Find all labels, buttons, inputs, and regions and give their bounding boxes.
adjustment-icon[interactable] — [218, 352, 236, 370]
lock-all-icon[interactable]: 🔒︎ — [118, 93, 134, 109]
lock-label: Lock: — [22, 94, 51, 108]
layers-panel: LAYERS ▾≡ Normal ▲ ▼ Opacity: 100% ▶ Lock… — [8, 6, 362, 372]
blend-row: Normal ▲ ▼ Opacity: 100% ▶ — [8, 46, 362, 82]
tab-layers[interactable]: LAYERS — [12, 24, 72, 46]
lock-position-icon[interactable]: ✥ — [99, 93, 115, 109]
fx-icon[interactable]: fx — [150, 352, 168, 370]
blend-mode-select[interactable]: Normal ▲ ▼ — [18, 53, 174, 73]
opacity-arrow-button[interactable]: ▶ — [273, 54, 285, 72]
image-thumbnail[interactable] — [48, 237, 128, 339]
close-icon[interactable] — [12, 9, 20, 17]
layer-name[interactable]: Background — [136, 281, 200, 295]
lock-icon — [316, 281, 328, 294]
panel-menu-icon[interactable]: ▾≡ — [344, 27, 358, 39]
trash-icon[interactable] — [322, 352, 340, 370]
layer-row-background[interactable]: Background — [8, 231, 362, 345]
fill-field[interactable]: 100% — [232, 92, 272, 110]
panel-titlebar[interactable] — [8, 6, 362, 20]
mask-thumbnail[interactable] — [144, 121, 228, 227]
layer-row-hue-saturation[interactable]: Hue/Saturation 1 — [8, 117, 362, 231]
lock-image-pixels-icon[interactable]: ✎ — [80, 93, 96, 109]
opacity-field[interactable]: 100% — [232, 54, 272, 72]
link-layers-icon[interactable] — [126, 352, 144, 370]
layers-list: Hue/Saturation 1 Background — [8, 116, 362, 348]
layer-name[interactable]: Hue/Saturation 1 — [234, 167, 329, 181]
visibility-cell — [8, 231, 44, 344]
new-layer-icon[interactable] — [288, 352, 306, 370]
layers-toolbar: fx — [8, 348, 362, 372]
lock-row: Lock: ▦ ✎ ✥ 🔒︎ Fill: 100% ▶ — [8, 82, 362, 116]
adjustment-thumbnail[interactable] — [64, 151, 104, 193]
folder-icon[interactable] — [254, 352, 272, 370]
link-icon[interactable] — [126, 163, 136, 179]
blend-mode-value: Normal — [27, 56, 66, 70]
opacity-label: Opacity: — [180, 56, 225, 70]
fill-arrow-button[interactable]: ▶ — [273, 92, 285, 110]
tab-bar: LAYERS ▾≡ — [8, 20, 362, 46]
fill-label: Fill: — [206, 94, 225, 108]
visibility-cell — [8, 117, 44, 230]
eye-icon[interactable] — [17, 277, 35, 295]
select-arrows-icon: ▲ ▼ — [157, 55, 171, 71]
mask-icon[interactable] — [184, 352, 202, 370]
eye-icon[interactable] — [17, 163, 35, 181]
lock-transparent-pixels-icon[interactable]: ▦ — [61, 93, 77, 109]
____________
Written problem: Copy every line of the records above, character for character.

The reply:
Find all labels, buttons, inputs, and regions and give their bounding boxes.
adjustment-icon[interactable] — [218, 352, 236, 370]
lock-all-icon[interactable]: 🔒︎ — [118, 93, 134, 109]
lock-label: Lock: — [22, 94, 51, 108]
layers-panel: LAYERS ▾≡ Normal ▲ ▼ Opacity: 100% ▶ Lock… — [8, 6, 362, 372]
blend-row: Normal ▲ ▼ Opacity: 100% ▶ — [8, 46, 362, 82]
tab-layers[interactable]: LAYERS — [12, 24, 72, 46]
lock-position-icon[interactable]: ✥ — [99, 93, 115, 109]
fx-icon[interactable]: fx — [150, 352, 168, 370]
blend-mode-select[interactable]: Normal ▲ ▼ — [18, 53, 174, 73]
opacity-arrow-button[interactable]: ▶ — [273, 54, 285, 72]
image-thumbnail[interactable] — [48, 237, 128, 339]
close-icon[interactable] — [12, 9, 20, 17]
layer-name[interactable]: Background — [136, 281, 200, 295]
lock-icon — [316, 281, 328, 294]
panel-menu-icon[interactable]: ▾≡ — [344, 27, 358, 39]
trash-icon[interactable] — [322, 352, 340, 370]
layer-row-background[interactable]: Background — [8, 231, 362, 345]
fill-field[interactable]: 100% — [232, 92, 272, 110]
panel-titlebar[interactable] — [8, 6, 362, 20]
mask-thumbnail[interactable] — [144, 121, 228, 227]
layer-row-hue-saturation[interactable]: Hue/Saturation 1 — [8, 117, 362, 231]
lock-image-pixels-icon[interactable]: ✎ — [80, 93, 96, 109]
opacity-field[interactable]: 100% — [232, 54, 272, 72]
link-layers-icon[interactable] — [126, 352, 144, 370]
layers-list: Hue/Saturation 1 Background — [8, 116, 362, 348]
layer-name[interactable]: Hue/Saturation 1 — [234, 167, 329, 181]
visibility-cell — [8, 231, 44, 344]
new-layer-icon[interactable] — [288, 352, 306, 370]
layers-toolbar: fx — [8, 348, 362, 372]
lock-row: Lock: ▦ ✎ ✥ 🔒︎ Fill: 100% ▶ — [8, 82, 362, 116]
adjustment-thumbnail[interactable] — [64, 151, 104, 193]
folder-icon[interactable] — [254, 352, 272, 370]
link-icon[interactable] — [126, 163, 136, 179]
blend-mode-value: Normal — [27, 56, 66, 70]
opacity-label: Opacity: — [180, 56, 225, 70]
fill-arrow-button[interactable]: ▶ — [273, 92, 285, 110]
tab-bar: LAYERS ▾≡ — [8, 20, 362, 46]
fill-label: Fill: — [206, 94, 225, 108]
visibility-cell — [8, 117, 44, 230]
eye-icon[interactable] — [17, 277, 35, 295]
select-arrows-icon: ▲ ▼ — [157, 55, 171, 71]
mask-icon[interactable] — [184, 352, 202, 370]
eye-icon[interactable] — [17, 163, 35, 181]
lock-transparent-pixels-icon[interactable]: ▦ — [61, 93, 77, 109]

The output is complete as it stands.